--- Start Extracted material ---

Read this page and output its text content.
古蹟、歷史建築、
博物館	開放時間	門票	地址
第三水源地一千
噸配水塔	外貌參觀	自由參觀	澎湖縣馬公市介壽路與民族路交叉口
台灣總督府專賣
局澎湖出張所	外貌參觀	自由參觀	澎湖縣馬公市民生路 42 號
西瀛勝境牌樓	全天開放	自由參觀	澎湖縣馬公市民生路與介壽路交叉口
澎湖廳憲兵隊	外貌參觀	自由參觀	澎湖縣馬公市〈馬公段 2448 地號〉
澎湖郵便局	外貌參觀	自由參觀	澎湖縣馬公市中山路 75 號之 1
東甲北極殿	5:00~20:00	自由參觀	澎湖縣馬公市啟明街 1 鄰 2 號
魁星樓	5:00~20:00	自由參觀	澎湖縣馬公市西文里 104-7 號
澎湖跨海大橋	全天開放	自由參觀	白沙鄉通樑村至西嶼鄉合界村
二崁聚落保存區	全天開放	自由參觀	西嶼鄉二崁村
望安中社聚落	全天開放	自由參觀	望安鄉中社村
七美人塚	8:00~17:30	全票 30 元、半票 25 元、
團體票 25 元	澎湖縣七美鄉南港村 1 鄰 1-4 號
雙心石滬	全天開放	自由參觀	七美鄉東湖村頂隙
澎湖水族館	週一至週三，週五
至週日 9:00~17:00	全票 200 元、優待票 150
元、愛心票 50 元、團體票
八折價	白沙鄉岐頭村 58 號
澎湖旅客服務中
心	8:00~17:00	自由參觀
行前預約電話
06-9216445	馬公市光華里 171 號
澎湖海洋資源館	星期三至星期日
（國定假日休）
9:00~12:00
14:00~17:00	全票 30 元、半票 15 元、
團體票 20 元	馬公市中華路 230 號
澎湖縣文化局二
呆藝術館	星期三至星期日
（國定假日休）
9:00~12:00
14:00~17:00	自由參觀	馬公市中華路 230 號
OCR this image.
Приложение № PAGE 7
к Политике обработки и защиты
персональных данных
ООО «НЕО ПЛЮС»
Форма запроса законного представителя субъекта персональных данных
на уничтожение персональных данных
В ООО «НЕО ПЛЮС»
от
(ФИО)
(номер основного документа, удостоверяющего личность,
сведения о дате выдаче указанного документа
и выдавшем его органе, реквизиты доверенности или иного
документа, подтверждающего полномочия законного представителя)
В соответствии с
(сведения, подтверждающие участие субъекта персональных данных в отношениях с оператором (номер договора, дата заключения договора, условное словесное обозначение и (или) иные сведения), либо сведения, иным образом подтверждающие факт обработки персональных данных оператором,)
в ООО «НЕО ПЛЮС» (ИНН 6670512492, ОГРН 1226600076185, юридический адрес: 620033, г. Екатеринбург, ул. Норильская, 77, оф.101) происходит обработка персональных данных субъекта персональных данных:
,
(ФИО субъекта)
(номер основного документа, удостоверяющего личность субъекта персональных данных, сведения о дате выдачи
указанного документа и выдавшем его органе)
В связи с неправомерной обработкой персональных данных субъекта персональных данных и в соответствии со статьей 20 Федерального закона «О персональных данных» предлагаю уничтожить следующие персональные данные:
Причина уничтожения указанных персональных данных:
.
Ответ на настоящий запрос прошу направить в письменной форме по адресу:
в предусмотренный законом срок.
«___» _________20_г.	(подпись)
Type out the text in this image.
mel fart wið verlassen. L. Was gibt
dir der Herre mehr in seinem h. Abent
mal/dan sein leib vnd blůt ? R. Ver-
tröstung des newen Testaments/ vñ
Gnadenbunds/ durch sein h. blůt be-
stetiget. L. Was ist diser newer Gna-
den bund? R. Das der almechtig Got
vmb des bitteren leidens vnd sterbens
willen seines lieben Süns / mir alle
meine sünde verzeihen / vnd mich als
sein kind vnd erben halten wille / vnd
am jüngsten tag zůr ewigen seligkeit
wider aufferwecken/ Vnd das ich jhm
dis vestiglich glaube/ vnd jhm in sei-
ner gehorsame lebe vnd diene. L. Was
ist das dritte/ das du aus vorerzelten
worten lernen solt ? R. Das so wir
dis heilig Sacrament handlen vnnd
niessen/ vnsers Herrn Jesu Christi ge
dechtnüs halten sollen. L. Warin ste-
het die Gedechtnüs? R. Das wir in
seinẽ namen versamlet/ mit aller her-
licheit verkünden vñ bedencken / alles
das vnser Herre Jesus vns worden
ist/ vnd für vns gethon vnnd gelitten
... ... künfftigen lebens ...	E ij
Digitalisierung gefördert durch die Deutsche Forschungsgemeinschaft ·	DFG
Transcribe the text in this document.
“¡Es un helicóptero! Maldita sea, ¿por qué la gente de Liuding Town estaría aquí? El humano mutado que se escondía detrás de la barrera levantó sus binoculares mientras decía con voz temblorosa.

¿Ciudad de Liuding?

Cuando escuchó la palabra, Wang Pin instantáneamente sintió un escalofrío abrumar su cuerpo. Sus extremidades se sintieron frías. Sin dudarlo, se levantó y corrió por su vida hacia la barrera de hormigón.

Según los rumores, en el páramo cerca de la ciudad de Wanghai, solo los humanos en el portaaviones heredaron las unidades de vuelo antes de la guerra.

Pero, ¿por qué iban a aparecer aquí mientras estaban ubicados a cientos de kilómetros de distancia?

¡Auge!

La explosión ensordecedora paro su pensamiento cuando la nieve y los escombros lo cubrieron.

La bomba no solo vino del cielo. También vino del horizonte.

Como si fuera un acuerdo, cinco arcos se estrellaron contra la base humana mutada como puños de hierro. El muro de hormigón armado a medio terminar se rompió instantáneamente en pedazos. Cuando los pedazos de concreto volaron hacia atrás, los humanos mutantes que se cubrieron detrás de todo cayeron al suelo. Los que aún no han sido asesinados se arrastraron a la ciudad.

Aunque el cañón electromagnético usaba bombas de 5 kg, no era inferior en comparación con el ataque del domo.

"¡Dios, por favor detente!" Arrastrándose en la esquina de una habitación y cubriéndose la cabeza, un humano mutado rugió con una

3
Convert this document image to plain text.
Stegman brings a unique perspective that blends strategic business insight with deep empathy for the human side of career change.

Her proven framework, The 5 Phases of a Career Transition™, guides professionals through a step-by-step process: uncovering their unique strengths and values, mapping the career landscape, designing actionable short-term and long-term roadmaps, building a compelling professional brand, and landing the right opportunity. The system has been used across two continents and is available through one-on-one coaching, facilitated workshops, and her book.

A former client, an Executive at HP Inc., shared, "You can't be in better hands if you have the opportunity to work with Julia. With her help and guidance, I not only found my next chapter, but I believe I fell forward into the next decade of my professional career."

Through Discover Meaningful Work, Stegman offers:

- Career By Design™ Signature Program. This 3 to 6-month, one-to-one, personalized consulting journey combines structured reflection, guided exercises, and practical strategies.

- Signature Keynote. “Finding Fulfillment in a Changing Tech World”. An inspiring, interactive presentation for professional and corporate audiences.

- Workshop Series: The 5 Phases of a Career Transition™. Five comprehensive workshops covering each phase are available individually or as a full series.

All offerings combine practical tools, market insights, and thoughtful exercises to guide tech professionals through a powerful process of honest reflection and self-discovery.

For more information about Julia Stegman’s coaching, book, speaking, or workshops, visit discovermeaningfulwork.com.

--- End Extracted material ---

● What this task involves
Write every entry out again exactly.

● Response to the exercise
Read this page and output its text content.
古蹟、歷史建築、
博物館	開放時間	門票	地址
第三水源地一千
噸配水塔	外貌參觀	自由參觀	澎湖縣馬公市介壽路與民族路交叉口
台灣總督府專賣
局澎湖出張所	外貌參觀	自由參觀	澎湖縣馬公市民生路 42 號
西瀛勝境牌樓	全天開放	自由參觀	澎湖縣馬公市民生路與介壽路交叉口
澎湖廳憲兵隊	外貌參觀	自由參觀	澎湖縣馬公市〈馬公段 2448 地號〉
澎湖郵便局	外貌參觀	自由參觀	澎湖縣馬公市中山路 75 號之 1
東甲北極殿	5:00~20:00	自由參觀	澎湖縣馬公市啟明街 1 鄰 2 號
魁星樓	5:00~20:00	自由參觀	澎湖縣馬公市西文里 104-7 號
澎湖跨海大橋	全天開放	自由參觀	白沙鄉通樑村至西嶼鄉合界村
二崁聚落保存區	全天開放	自由參觀	西嶼鄉二崁村
望安中社聚落	全天開放	自由參觀	望安鄉中社村
七美人塚	8:00~17:30	全票 30 元、半票 25 元、
團體票 25 元	澎湖縣七美鄉南港村 1 鄰 1-4 號
雙心石滬	全天開放	自由參觀	七美鄉東湖村頂隙
澎湖水族館	週一至週三，週五
至週日 9:00~17:00	全票 200 元、優待票 150
元、愛心票 50 元、團體票
八折價	白沙鄉岐頭村 58 號
澎湖旅客服務中
心	8:00~17:00	自由參觀
行前預約電話
06-9216445	馬公市光華里 171 號
澎湖海洋資源館	星期三至星期日
（國定假日休）
9:00~12:00
14:00~17:00	全票 30 元、半票 15 元、
團體票 20 元	馬公市中華路 230 號
澎湖縣文化局二
呆藝術館	星期三至星期日
（國定假日休）
9:00~12:00
14:00~17:00	自由參觀	馬公市中華路 230 號
OCR this image.
Приложение № PAGE 7
к Политике обработки и защиты
персональных данных
ООО «НЕО ПЛЮС»
Форма запроса законного представителя субъекта персональных данных
на уничтожение персональных данных
В ООО «НЕО ПЛЮС»
от
(ФИО)
(номер основного документа, удостоверяющего личность,
сведения о дате выдаче указанного документа
и выдавшем его органе, реквизиты доверенности или иного
документа, подтверждающего полномочия законного представителя)
В соответствии с
(сведения, подтверждающие участие субъекта персональных данных в отношениях с оператором (номер договора, дата заключения договора, условное словесное обозначение и (или) иные сведения), либо сведения, иным образом подтверждающие факт обработки персональных данных оператором,)
в ООО «НЕО ПЛЮС» (ИНН 6670512492, ОГРН 1226600076185, юридический адрес: 620033, г. Екатеринбург, ул. Норильская, 77, оф.101) происходит обработка персональных данных субъекта персональных данных:
,
(ФИО субъекта)
(номер основного документа, удостоверяющего личность субъекта персональных данных, сведения о дате выдачи
указанного документа и выдавшем его органе)
В связи с неправомерной обработкой персональных данных субъекта персональных данных и в соответствии со статьей 20 Федерального закона «О персональных данных» предлагаю уничтожить следующие персональные данные:
Причина уничтожения указанных персональных данных:
.
Ответ на настоящий запрос прошу направить в письменной форме по адресу:
в предусмотренный законом срок.
«___» _________20_г.	(подпись)
Type out the text in this image.
mel fart wið verlassen. L. Was gibt
dir der Herre mehr in seinem h. Abent
mal/dan sein leib vnd blůt ? R. Ver-
tröstung des newen Testaments/ vñ
Gnadenbunds/ durch sein h. blůt be-
stetiget. L. Was ist diser newer Gna-
den bund? R. Das der almechtig Got
vmb des bitteren leidens vnd sterbens
willen seines lieben Süns / mir alle
meine sünde verzeihen / vnd mich als
sein kind vnd erben halten wille / vnd
am jüngsten tag zůr ewigen seligkeit
wider aufferwecken/ Vnd das ich jhm
dis vestiglich glaube/ vnd jhm in sei-
ner gehorsame lebe vnd diene. L. Was
ist das dritte/ das du aus vorerzelten
worten lernen solt ? R. Das so wir
dis heilig Sacrament handlen vnnd
niessen/ vnsers Herrn Jesu Christi ge
dechtnüs halten sollen. L. Warin ste-
het die Gedechtnüs? R. Das wir in
seinẽ namen versamlet/ mit aller her-
licheit verkünden vñ bedencken / alles
das vnser Herre Jesus vns worden
ist/ vnd für vns gethon vnnd gelitten
... ... künfftigen lebens ...	E ij
Digitalisierung gefördert durch die Deutsche Forschungsgemeinschaft ·	DFG
Transcribe the text in this document.
“¡Es un helicóptero! Maldita sea, ¿por qué la gente de Liuding Town estaría aquí? El humano mutado que se escondía detrás de la barrera levantó sus binoculares mientras decía con voz temblorosa.

¿Ciudad de Liuding?

Cuando escuchó la palabra, Wang Pin instantáneamente sintió un escalofrío abrumar su cuerpo. Sus extremidades se sintieron frías. Sin dudarlo, se levantó y corrió por su vida hacia la barrera de hormigón.

Según los rumores, en el páramo cerca de la ciudad de Wanghai, solo los humanos en el portaaviones heredaron las unidades de vuelo antes de la guerra.

Pero, ¿por qué iban a aparecer aquí mientras estaban ubicados a cientos de kilómetros de distancia?

¡Auge!

La explosión ensordecedora paro su pensamiento cuando la nieve y los escombros lo cubrieron.

La bomba no solo vino del cielo. También vino del horizonte.

Como si fuera un acuerdo, cinco arcos se estrellaron contra la base humana mutada como puños de hierro. El muro de hormigón armado a medio terminar se rompió instantáneamente en pedazos. Cuando los pedazos de concreto volaron hacia atrás, los humanos mutantes que se cubrieron detrás de todo cayeron al suelo. Los que aún no han sido asesinados se arrastraron a la ciudad.

Aunque el cañón electromagnético usaba bombas de 5 kg, no era inferior en comparación con el ataque del domo.

"¡Dios, por favor detente!" Arrastrándose en la esquina de una habitación y cubriéndose la cabeza, un humano mutado rugió con una

3
Convert this document image to plain text.
Stegman brings a unique perspective that blends strategic business insight with deep empathy for the human side of career change.

Her proven framework, The 5 Phases of a Career Transition™, guides professionals through a step-by-step process: uncovering their unique strengths and values, mapping the career landscape, designing actionable short-term and long-term roadmaps, building a compelling professional brand, and landing the right opportunity. The system has been used across two continents and is available through one-on-one coaching, facilitated workshops, and her book.

A former client, an Executive at HP Inc., shared, "You can't be in better hands if you have the opportunity to work with Julia. With her help and guidance, I not only found my next chapter, but I believe I fell forward into the next decade of my professional career."

Through Discover Meaningful Work, Stegman offers:

- Career By Design™ Signature Program. This 3 to 6-month, one-to-one, personalized consulting journey combines structured reflection, guided exercises, and practical strategies.

- Signature Keynote. “Finding Fulfillment in a Changing Tech World”. An inspiring, interactive presentation for professional and corporate audiences.

- Workshop Series: The 5 Phases of a Career Transition™. Five comprehensive workshops covering each phase are available individually or as a full series.

All offerings combine practical tools, market insights, and thoughtful exercises to guide tech professionals through a powerful process of honest reflection and self-discovery.

For more information about Julia Stegman’s coaching, book, speaking, or workshops, visit discovermeaningfulwork.com.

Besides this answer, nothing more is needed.